- WHAT YOU SHOULD DO:
Restate word for word the lines from the one containing "Parse this screenshot: output" through the end of the listing below, with both ends included.

- GIVEN RECORDS:
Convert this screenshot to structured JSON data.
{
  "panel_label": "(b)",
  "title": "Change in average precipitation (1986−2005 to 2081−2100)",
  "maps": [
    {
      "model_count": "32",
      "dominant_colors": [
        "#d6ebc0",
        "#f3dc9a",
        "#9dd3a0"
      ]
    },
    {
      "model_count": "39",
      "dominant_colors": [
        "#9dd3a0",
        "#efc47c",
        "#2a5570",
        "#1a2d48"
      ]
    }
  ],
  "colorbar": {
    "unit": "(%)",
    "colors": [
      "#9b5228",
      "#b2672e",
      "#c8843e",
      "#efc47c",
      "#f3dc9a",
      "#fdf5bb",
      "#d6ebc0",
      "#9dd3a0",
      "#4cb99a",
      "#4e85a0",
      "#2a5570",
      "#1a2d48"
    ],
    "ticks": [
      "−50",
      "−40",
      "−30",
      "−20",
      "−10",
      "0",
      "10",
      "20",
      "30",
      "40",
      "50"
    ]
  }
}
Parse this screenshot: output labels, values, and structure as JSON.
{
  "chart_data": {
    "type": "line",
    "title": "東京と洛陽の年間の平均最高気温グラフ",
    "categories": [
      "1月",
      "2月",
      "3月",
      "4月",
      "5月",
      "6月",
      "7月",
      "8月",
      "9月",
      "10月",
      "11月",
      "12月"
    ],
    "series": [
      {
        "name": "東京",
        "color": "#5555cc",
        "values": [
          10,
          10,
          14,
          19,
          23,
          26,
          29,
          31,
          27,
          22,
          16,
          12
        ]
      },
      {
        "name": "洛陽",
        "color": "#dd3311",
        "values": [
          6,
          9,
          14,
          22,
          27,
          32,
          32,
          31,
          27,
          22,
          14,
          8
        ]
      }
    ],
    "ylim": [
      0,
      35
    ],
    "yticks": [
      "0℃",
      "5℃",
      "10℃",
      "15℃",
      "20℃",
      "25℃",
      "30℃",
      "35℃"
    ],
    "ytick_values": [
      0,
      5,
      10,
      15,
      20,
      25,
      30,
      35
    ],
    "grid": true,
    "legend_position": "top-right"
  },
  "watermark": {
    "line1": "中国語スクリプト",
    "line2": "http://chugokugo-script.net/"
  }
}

- PROBLEM SOLUTION:
Parse this screenshot: output labels, values, and structure as JSON.
{
  "chart_data": {
    "type": "line",
    "title": "東京と洛陽の年間の平均最高気温グラフ",
    "categories": [
      "1月",
      "2月",
      "3月",
      "4月",
      "5月",
      "6月",
      "7月",
      "8月",
      "9月",
      "10月",
      "11月",
      "12月"
    ],
    "series": [
      {
        "name": "東京",
        "color": "#5555cc",
        "values": [
          10,
          10,
          14,
          19,
          23,
          26,
          29,
          31,
          27,
          22,
          16,
          12
        ]
      },
      {
        "name": "洛陽",
        "color": "#dd3311",
        "values": [
          6,
          9,
          14,
          22,
          27,
          32,
          32,
          31,
          27,
          22,
          14,
          8
        ]
      }
    ],
    "ylim": [
      0,
      35
    ],
    "yticks": [
      "0℃",
      "5℃",
      "10℃",
      "15℃",
      "20℃",
      "25℃",
      "30℃",
      "35℃"
    ],
    "ytick_values": [
      0,
      5,
      10,
      15,
      20,
      25,
      30,
      35
    ],
    "grid": true,
    "legend_position": "top-right"
  },
  "watermark": {
    "line1": "中国語スクリプト",
    "line2": "http://chugokugo-script.net/"
  }
}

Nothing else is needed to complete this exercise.